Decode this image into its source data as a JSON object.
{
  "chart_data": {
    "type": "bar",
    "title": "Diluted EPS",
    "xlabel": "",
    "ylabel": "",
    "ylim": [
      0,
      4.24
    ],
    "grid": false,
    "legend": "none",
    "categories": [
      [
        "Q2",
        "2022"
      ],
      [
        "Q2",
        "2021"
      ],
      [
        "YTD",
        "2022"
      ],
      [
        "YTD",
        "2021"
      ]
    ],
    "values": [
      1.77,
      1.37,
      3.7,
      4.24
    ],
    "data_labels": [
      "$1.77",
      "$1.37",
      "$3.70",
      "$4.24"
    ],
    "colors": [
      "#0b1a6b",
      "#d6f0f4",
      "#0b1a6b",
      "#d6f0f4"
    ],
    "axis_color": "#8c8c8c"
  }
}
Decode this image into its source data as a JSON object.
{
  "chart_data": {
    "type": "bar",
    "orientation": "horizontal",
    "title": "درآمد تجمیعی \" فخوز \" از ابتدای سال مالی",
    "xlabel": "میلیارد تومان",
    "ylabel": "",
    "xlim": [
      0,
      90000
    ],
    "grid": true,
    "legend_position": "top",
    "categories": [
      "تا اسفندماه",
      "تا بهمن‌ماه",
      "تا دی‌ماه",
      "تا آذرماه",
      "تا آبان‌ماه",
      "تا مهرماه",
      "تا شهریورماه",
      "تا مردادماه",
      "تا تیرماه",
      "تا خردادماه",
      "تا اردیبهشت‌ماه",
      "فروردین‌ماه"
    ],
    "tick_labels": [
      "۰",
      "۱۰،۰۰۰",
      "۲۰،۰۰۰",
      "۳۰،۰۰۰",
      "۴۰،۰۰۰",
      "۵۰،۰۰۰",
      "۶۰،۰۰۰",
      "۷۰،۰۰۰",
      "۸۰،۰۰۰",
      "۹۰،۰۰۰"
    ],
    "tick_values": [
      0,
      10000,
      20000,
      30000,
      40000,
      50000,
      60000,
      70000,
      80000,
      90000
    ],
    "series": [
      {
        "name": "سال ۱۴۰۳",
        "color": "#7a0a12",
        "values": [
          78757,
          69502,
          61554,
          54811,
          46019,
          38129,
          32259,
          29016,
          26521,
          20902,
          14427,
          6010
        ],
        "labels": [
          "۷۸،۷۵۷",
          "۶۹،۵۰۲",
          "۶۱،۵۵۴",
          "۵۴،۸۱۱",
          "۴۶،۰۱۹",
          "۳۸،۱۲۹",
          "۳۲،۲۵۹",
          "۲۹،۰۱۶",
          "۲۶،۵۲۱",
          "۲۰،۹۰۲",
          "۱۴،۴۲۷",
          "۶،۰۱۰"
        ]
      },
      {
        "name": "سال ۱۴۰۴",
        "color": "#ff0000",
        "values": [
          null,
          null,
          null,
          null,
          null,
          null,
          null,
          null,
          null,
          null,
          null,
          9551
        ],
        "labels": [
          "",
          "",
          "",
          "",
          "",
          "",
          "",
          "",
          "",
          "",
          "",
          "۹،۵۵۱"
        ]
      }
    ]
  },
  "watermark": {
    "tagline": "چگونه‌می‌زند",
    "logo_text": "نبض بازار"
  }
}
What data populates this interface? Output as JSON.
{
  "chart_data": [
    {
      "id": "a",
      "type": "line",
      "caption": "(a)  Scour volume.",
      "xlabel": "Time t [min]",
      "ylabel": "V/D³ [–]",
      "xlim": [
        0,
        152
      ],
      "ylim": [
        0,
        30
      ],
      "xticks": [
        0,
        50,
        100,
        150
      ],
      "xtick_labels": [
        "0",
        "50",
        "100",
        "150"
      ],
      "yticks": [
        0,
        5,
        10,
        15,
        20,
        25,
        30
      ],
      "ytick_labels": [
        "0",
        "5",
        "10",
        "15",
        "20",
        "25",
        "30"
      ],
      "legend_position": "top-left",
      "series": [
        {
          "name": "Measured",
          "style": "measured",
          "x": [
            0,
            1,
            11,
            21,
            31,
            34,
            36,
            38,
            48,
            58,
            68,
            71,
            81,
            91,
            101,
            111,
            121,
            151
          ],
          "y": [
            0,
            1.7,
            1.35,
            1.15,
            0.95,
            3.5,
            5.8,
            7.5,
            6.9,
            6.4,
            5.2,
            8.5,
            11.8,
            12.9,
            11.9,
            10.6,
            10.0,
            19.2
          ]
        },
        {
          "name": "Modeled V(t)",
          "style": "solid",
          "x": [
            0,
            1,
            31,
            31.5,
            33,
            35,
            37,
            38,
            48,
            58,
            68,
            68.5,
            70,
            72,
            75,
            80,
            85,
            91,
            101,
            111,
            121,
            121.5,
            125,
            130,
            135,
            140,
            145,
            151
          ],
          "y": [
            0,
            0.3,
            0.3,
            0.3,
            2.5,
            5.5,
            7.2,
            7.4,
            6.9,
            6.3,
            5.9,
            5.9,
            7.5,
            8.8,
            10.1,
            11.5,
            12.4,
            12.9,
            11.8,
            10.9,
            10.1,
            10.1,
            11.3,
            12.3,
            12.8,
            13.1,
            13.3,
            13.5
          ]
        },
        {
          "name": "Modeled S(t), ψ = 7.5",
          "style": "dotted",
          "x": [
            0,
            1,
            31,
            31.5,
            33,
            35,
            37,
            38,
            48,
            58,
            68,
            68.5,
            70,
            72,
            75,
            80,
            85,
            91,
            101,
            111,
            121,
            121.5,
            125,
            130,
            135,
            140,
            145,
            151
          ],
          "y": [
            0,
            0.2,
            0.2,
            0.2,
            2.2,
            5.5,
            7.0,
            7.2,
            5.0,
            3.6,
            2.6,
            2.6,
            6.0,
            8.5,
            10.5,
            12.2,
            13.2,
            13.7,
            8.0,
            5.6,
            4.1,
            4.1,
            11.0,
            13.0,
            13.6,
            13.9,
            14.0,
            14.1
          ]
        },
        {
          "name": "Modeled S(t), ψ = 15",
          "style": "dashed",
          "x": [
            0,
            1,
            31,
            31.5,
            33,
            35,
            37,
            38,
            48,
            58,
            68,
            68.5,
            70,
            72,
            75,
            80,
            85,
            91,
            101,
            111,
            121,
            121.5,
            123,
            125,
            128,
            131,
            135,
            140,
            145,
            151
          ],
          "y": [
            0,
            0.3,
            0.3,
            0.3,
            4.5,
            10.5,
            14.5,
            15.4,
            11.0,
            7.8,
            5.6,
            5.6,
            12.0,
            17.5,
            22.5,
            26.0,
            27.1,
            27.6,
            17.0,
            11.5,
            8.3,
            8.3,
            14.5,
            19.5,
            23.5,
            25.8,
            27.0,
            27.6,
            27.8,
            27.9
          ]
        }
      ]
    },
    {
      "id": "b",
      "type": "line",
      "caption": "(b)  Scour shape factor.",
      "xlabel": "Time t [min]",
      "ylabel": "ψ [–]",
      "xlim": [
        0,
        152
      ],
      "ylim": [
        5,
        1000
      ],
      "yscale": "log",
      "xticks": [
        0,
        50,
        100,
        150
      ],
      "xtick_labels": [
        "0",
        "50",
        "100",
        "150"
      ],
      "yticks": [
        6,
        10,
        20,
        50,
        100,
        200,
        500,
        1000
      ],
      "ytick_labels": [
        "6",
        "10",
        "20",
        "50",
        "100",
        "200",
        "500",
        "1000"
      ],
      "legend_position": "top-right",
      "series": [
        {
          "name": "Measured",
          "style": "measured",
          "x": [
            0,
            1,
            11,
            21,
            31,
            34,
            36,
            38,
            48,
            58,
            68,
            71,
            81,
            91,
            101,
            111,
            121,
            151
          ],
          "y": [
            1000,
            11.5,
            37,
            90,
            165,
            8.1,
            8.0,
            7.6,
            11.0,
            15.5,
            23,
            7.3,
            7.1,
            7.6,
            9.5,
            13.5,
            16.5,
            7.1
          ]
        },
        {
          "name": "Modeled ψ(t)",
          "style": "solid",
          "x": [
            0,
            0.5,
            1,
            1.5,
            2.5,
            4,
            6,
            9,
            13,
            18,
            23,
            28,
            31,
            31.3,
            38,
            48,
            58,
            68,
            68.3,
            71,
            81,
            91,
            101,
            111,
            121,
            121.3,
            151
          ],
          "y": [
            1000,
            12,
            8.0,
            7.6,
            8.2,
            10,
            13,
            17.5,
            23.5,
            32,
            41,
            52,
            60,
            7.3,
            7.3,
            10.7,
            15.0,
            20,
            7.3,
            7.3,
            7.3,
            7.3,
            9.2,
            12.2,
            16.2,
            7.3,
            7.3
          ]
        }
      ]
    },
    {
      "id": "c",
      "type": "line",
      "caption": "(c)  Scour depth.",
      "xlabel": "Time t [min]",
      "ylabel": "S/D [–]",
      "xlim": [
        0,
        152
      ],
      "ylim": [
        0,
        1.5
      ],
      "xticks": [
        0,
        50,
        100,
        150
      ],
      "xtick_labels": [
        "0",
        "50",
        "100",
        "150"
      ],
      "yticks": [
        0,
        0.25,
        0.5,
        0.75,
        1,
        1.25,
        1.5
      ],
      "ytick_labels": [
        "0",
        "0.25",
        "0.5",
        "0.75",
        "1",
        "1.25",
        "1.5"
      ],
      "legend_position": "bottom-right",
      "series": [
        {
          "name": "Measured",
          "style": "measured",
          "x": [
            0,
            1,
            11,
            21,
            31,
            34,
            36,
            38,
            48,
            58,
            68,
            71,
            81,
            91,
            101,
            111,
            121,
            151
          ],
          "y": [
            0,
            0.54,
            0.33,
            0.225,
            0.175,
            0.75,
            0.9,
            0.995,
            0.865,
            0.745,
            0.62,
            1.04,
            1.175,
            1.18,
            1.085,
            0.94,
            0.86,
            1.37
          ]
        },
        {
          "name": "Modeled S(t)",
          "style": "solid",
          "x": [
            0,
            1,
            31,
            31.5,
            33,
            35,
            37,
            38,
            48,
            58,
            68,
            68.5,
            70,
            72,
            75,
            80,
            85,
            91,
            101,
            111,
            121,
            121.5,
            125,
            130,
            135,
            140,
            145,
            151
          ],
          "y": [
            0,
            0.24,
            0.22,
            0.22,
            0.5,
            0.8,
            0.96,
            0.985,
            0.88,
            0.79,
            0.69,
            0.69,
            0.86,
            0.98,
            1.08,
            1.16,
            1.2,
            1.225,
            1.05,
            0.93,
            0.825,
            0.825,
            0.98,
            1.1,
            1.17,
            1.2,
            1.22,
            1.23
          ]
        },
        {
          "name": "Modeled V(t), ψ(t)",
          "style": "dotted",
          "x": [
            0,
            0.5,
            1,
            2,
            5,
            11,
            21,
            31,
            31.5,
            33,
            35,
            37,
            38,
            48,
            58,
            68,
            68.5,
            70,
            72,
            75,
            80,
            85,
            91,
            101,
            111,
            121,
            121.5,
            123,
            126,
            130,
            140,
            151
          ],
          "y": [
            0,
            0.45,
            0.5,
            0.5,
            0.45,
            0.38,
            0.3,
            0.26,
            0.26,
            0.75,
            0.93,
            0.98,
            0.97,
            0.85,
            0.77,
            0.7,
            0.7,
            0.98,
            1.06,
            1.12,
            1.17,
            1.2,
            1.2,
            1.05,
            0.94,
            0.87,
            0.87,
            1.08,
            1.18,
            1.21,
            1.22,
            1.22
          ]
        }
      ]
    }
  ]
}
= = = =
--- Exercise objective ---
Wherever a line in the data above holds "Modeled", copy that line.

--- Result for this task ---
          "name": "Modeled V(t)",
          "name": "Modeled S(t), ψ = 7.5",
          "name": "Modeled S(t), ψ = 15",
          "name": "Modeled ψ(t)",
          "name": "Modeled S(t)",
          "name": "Modeled V(t), ψ(t)",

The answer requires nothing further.